Work to be completed:
Decide whether each of the following statements agrees with the forum post on sorting Spanish double names in Elasticsearch. Answer yes or no for each, quoting the words from the post that decide it. 1. The writer says every last name in the data is a Spanish double name. 2. The query sorts the "Last Name" field in descending order. 3. In the order the writer currently gets, Milán Casanova comes before Fion Morales.

Elasticsearch: sorting Spanish double names alphabetically - sorting

I am doing an Elasticsearch query and I want the results ordered alphabetically by last name. My problem: the last names are all Spanish double names, and ES doesn't order them the way I would like it.
I would prefer the order to be:
Batres Rivera
Batrín Chojoj
Fion Morales
Lopez Giron
Martinez Castellanos
Milán Casanova
This is my query:
{
"query": {
"match_all": {}
},
"sort": [
{
"Last Name": {
"order": "asc"
}
}
]
}
The order that I get with this is:
Batres Rivera
Batrín Chojoj
Milán Casanova
Martinez Castellanos
Fion Morales
Lopez Giron
So it is not sorting by the first string, but by either of both (Batres, Batrín, Casanova, Castellanos, Fion, Giron).

Provided material:
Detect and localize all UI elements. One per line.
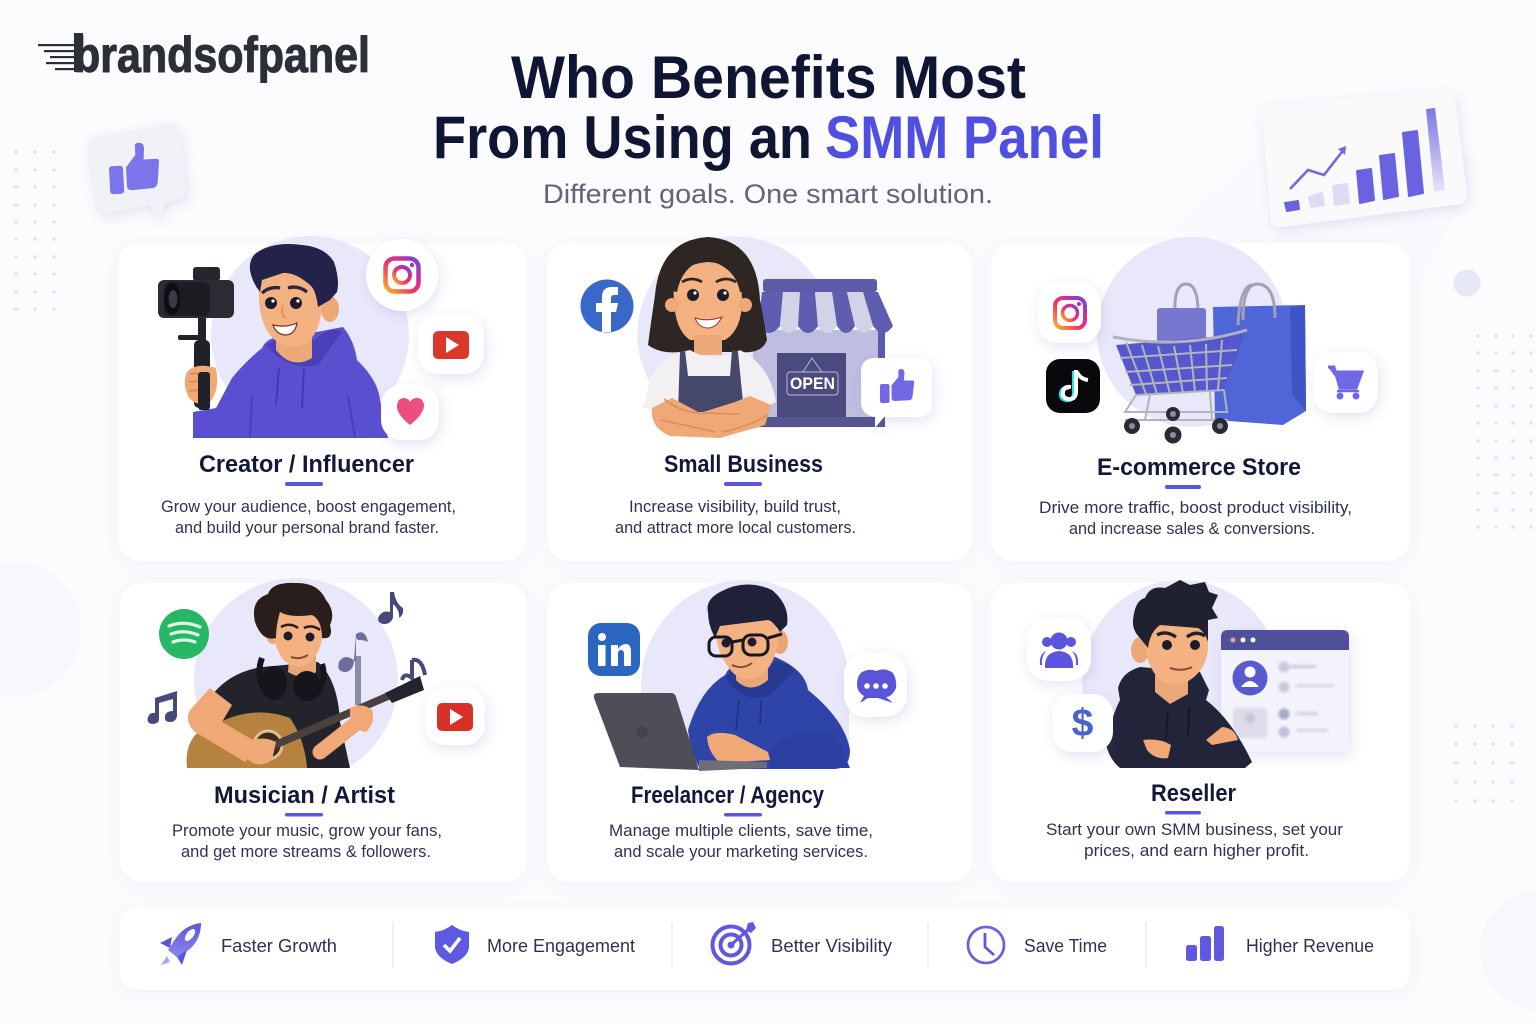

Correct answer:
1. Yes: "the last names are all Spanish double names"
2. No: "order": "asc"
3. Yes: after "The order that I get with this is:", the post lists "Milán Casanova", then "Martinez Castellanos", then "Fion Morales"